(GIVEN TASK): Without including any images, repeat the data exactly.

** Start EXERCISE INPUTS **

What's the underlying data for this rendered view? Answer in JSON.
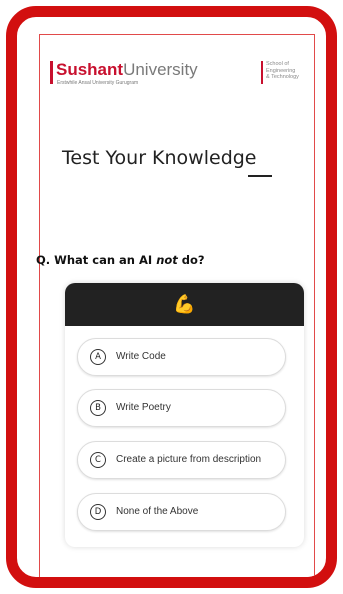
{
  "header": {
    "logo_bold": "Sushant",
    "logo_light": "University",
    "logo_sub": "Erstwhile Ansal University Gurugram",
    "school_line1": "School of",
    "school_line2": "Engineering",
    "school_line3": "& Technology"
  },
  "title": "Test Your Knowledge",
  "question": {
    "prefix": "Q. What can an AI ",
    "emphasis": "not",
    "suffix": " do?"
  },
  "quiz": {
    "header_icon": "muscle-emoji-icon",
    "header_glyph": "💪",
    "options": [
      {
        "letter": "A",
        "text": "Write Code"
      },
      {
        "letter": "B",
        "text": "Write Poetry"
      },
      {
        "letter": "C",
        "text": "Create a picture from description"
      },
      {
        "letter": "D",
        "text": "None of the Above"
      }
    ]
  },
  "colors": {
    "frame_red": "#d20f0f",
    "brand_red": "#c8102e",
    "dark_header": "#222222",
    "emoji_yellow": "#f2b705"
  }
}
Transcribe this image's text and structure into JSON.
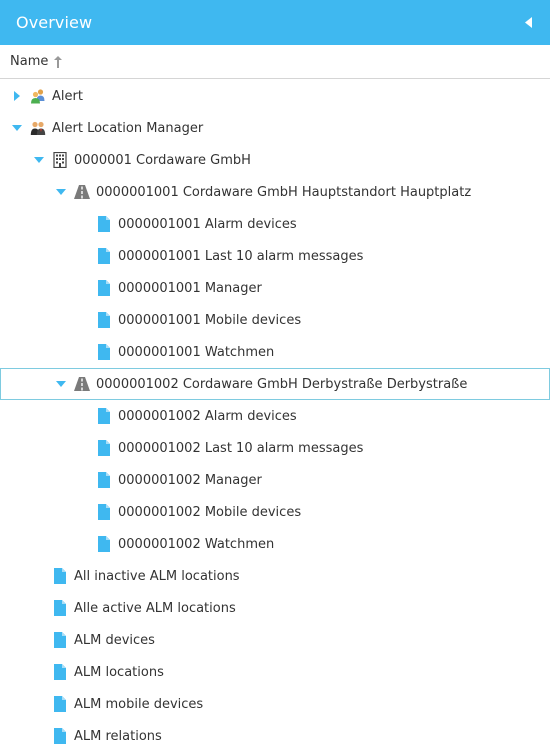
{
  "header": {
    "title": "Overview"
  },
  "columns": {
    "name": "Name"
  },
  "tree": [
    {
      "label": "Alert",
      "level": 0,
      "toggle": "collapsed",
      "icon": "users-icon"
    },
    {
      "label": "Alert Location Manager",
      "level": 0,
      "toggle": "expanded",
      "icon": "users-dark-icon"
    },
    {
      "label": "0000001 Cordaware GmbH",
      "level": 1,
      "toggle": "expanded",
      "icon": "building-icon"
    },
    {
      "label": "0000001001 Cordaware GmbH Hauptstandort Hauptplatz",
      "level": 2,
      "toggle": "expanded",
      "icon": "road-icon"
    },
    {
      "label": "0000001001 Alarm devices",
      "level": 3,
      "toggle": "none",
      "icon": "document-icon"
    },
    {
      "label": "0000001001 Last 10 alarm messages",
      "level": 3,
      "toggle": "none",
      "icon": "document-icon"
    },
    {
      "label": "0000001001 Manager",
      "level": 3,
      "toggle": "none",
      "icon": "document-icon"
    },
    {
      "label": "0000001001 Mobile devices",
      "level": 3,
      "toggle": "none",
      "icon": "document-icon"
    },
    {
      "label": "0000001001 Watchmen",
      "level": 3,
      "toggle": "none",
      "icon": "document-icon"
    },
    {
      "label": "0000001002 Cordaware GmbH Derbystraße Derbystraße",
      "level": 2,
      "toggle": "expanded",
      "icon": "road-icon",
      "selected": true
    },
    {
      "label": "0000001002 Alarm devices",
      "level": 3,
      "toggle": "none",
      "icon": "document-icon"
    },
    {
      "label": "0000001002 Last 10 alarm messages",
      "level": 3,
      "toggle": "none",
      "icon": "document-icon"
    },
    {
      "label": "0000001002 Manager",
      "level": 3,
      "toggle": "none",
      "icon": "document-icon"
    },
    {
      "label": "0000001002 Mobile devices",
      "level": 3,
      "toggle": "none",
      "icon": "document-icon"
    },
    {
      "label": "0000001002 Watchmen",
      "level": 3,
      "toggle": "none",
      "icon": "document-icon"
    },
    {
      "label": "All inactive ALM locations",
      "level": 1,
      "toggle": "none",
      "icon": "document-icon"
    },
    {
      "label": "Alle active ALM locations",
      "level": 1,
      "toggle": "none",
      "icon": "document-icon"
    },
    {
      "label": "ALM devices",
      "level": 1,
      "toggle": "none",
      "icon": "document-icon"
    },
    {
      "label": "ALM locations",
      "level": 1,
      "toggle": "none",
      "icon": "document-icon"
    },
    {
      "label": "ALM mobile devices",
      "level": 1,
      "toggle": "none",
      "icon": "document-icon"
    },
    {
      "label": "ALM relations",
      "level": 1,
      "toggle": "none",
      "icon": "document-icon"
    }
  ],
  "colors": {
    "header_bg": "#3fb8f0",
    "accent": "#3fb8f0",
    "selected_border": "#7ecbe0"
  }
}
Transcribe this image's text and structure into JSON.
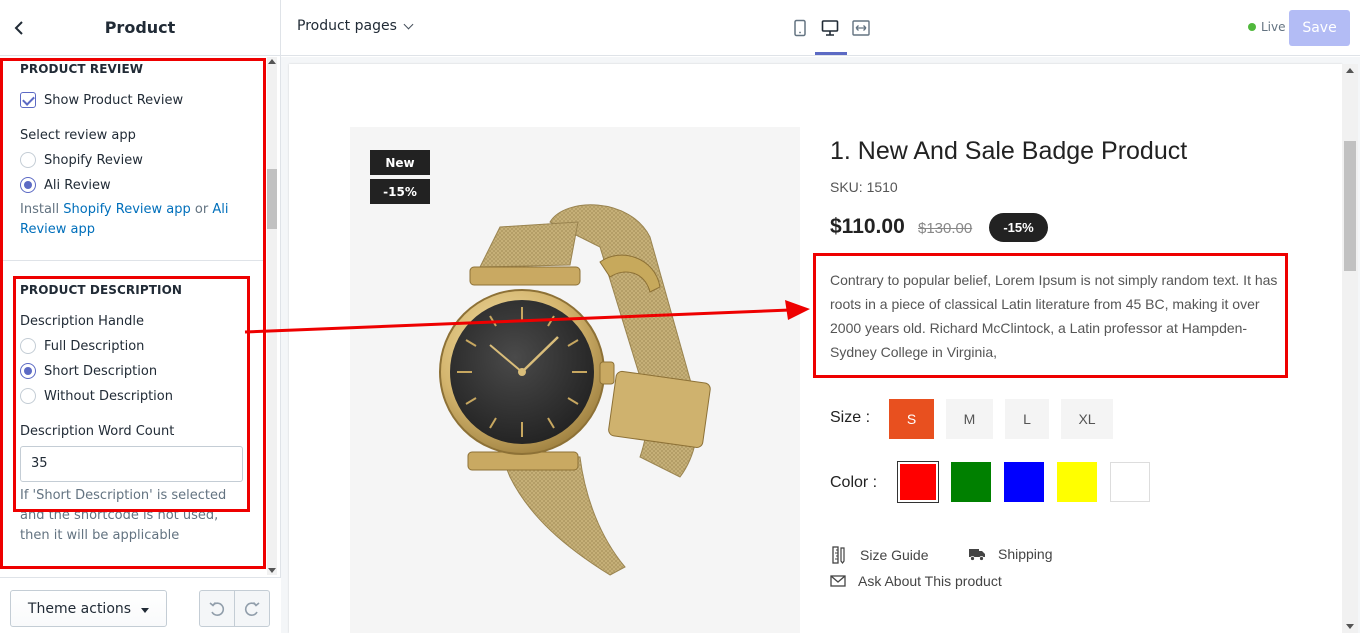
{
  "sidebar": {
    "title": "Product",
    "review": {
      "section_title": "PRODUCT REVIEW",
      "show_label": "Show Product Review",
      "select_label": "Select review app",
      "options": [
        "Shopify Review",
        "Ali Review"
      ],
      "selected": "Ali Review",
      "help_prefix": "Install ",
      "help_link1": "Shopify Review app",
      "help_mid": " or ",
      "help_link2": "Ali Review app"
    },
    "description": {
      "section_title": "PRODUCT DESCRIPTION",
      "handle_label": "Description Handle",
      "options": [
        "Full Description",
        "Short Description",
        "Without Description"
      ],
      "selected": "Short Description",
      "word_count_label": "Description Word Count",
      "word_count_value": "35",
      "help": "If 'Short Description' is selected and the shortcode is not used, then it will be applicable"
    },
    "footer": {
      "theme_actions": "Theme actions"
    }
  },
  "topbar": {
    "page_selector": "Product pages",
    "status": "Live",
    "save": "Save"
  },
  "product": {
    "badge_new": "New",
    "badge_off": "-15%",
    "title": "1. New And Sale Badge Product",
    "sku": "SKU: 1510",
    "price": "$110.00",
    "old_price": "$130.00",
    "discount": "-15%",
    "description": "Contrary to popular belief, Lorem Ipsum is not simply random text. It has roots in a piece of classical Latin literature from 45 BC, making it over 2000 years old. Richard McClintock, a Latin professor at Hampden-Sydney College in Virginia,",
    "size_label": "Size :",
    "sizes": [
      "S",
      "M",
      "L",
      "XL"
    ],
    "selected_size": "S",
    "color_label": "Color :",
    "colors": [
      "#ff0000",
      "#008000",
      "#0000ff",
      "#ffff00",
      "#ffffff"
    ],
    "size_guide": "Size Guide",
    "shipping": "Shipping",
    "ask": "Ask About This product"
  },
  "colors": {
    "accent": "#5c6ac4",
    "annotation": "#ee0000",
    "size_active": "#e8501f"
  }
}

** End EXERCISE INPUTS **

(EXPECTED ANSWER):
What's the underlying data for this rendered view? Answer in JSON.
{
  "header": {
    "logo_bold": "Sushant",
    "logo_light": "University",
    "logo_sub": "Erstwhile Ansal University Gurugram",
    "school_line1": "School of",
    "school_line2": "Engineering",
    "school_line3": "& Technology"
  },
  "title": "Test Your Knowledge",
  "question": {
    "prefix": "Q. What can an AI ",
    "emphasis": "not",
    "suffix": " do?"
  },
  "quiz": {
    "header_icon": "muscle-emoji-icon",
    "header_glyph": "💪",
    "options": [
      {
        "letter": "A",
        "text": "Write Code"
      },
      {
        "letter": "B",
        "text": "Write Poetry"
      },
      {
        "letter": "C",
        "text": "Create a picture from description"
      },
      {
        "letter": "D",
        "text": "None of the Above"
      }
    ]
  },
  "colors": {
    "frame_red": "#d20f0f",
    "brand_red": "#c8102e",
    "dark_header": "#222222",
    "emoji_yellow": "#f2b705"
  }
}
Transcribe this image's text and structure into JSON.
{
  "header": {
    "title": "Overview"
  },
  "columns": {
    "name": "Name"
  },
  "tree": [
    {
      "label": "Alert",
      "level": 0,
      "toggle": "collapsed",
      "icon": "users-icon"
    },
    {
      "label": "Alert Location Manager",
      "level": 0,
      "toggle": "expanded",
      "icon": "users-dark-icon"
    },
    {
      "label": "0000001 Cordaware GmbH",
      "level": 1,
      "toggle": "expanded",
      "icon": "building-icon"
    },
    {
      "label": "0000001001 Cordaware GmbH Hauptstandort Hauptplatz",
      "level": 2,
      "toggle": "expanded",
      "icon": "road-icon"
    },
    {
      "label": "0000001001 Alarm devices",
      "level": 3,
      "toggle": "none",
      "icon": "document-icon"
    },
    {
      "label": "0000001001 Last 10 alarm messages",
      "level": 3,
      "toggle": "none",
      "icon": "document-icon"
    },
    {
      "label": "0000001001 Manager",
      "level": 3,
      "toggle": "none",
      "icon": "document-icon"
    },
    {
      "label": "0000001001 Mobile devices",
      "level": 3,
      "toggle": "none",
      "icon": "document-icon"
    },
    {
      "label": "0000001001 Watchmen",
      "level": 3,
      "toggle": "none",
      "icon": "document-icon"
    },
    {
      "label": "0000001002 Cordaware GmbH Derbystraße Derbystraße",
      "level": 2,
      "toggle": "expanded",
      "icon": "road-icon",
      "selected": true
    },
    {
      "label": "0000001002 Alarm devices",
      "level": 3,
      "toggle": "none",
      "icon": "document-icon"
    },
    {
      "label": "0000001002 Last 10 alarm messages",
      "level": 3,
      "toggle": "none",
      "icon": "document-icon"
    },
    {
      "label": "0000001002 Manager",
      "level": 3,
      "toggle": "none",
      "icon": "document-icon"
    },
    {
      "label": "0000001002 Mobile devices",
      "level": 3,
      "toggle": "none",
      "icon": "document-icon"
    },
    {
      "label": "0000001002 Watchmen",
      "level": 3,
      "toggle": "none",
      "icon": "document-icon"
    },
    {
      "label": "All inactive ALM locations",
      "level": 1,
      "toggle": "none",
      "icon": "document-icon"
    },
    {
      "label": "Alle active ALM locations",
      "level": 1,
      "toggle": "none",
      "icon": "document-icon"
    },
    {
      "label": "ALM devices",
      "level": 1,
      "toggle": "none",
      "icon": "document-icon"
    },
    {
      "label": "ALM locations",
      "level": 1,
      "toggle": "none",
      "icon": "document-icon"
    },
    {
      "label": "ALM mobile devices",
      "level": 1,
      "toggle": "none",
      "icon": "document-icon"
    },
    {
      "label": "ALM relations",
      "level": 1,
      "toggle": "none",
      "icon": "document-icon"
    }
  ],
  "colors": {
    "header_bg": "#3fb8f0",
    "accent": "#3fb8f0",
    "selected_border": "#7ecbe0"
  }
}
Transcribe this image's text and structure into JSON.
{
  "sidebar": {
    "title": "Product",
    "review": {
      "section_title": "PRODUCT REVIEW",
      "show_label": "Show Product Review",
      "select_label": "Select review app",
      "options": [
        "Shopify Review",
        "Ali Review"
      ],
      "selected": "Ali Review",
      "help_prefix": "Install ",
      "help_link1": "Shopify Review app",
      "help_mid": " or ",
      "help_link2": "Ali Review app"
    },
    "description": {
      "section_title": "PRODUCT DESCRIPTION",
      "handle_label": "Description Handle",
      "options": [
        "Full Description",
        "Short Description",
        "Without Description"
      ],
      "selected": "Short Description",
      "word_count_label": "Description Word Count",
      "word_count_value": "35",
      "help": "If 'Short Description' is selected and the shortcode is not used, then it will be applicable"
    },
    "footer": {
      "theme_actions": "Theme actions"
    }
  },
  "topbar": {
    "page_selector": "Product pages",
    "status": "Live",
    "save": "Save"
  },
  "product": {
    "badge_new": "New",
    "badge_off": "-15%",
    "title": "1. New And Sale Badge Product",
    "sku": "SKU: 1510",
    "price": "$110.00",
    "old_price": "$130.00",
    "discount": "-15%",
    "description": "Contrary to popular belief, Lorem Ipsum is not simply random text. It has roots in a piece of classical Latin literature from 45 BC, making it over 2000 years old. Richard McClintock, a Latin professor at Hampden-Sydney College in Virginia,",
    "size_label": "Size :",
    "sizes": [
      "S",
      "M",
      "L",
      "XL"
    ],
    "selected_size": "S",
    "color_label": "Color :",
    "colors": [
      "#ff0000",
      "#008000",
      "#0000ff",
      "#ffff00",
      "#ffffff"
    ],
    "size_guide": "Size Guide",
    "shipping": "Shipping",
    "ask": "Ask About This product"
  },
  "colors": {
    "accent": "#5c6ac4",
    "annotation": "#ee0000",
    "size_active": "#e8501f"
  }
}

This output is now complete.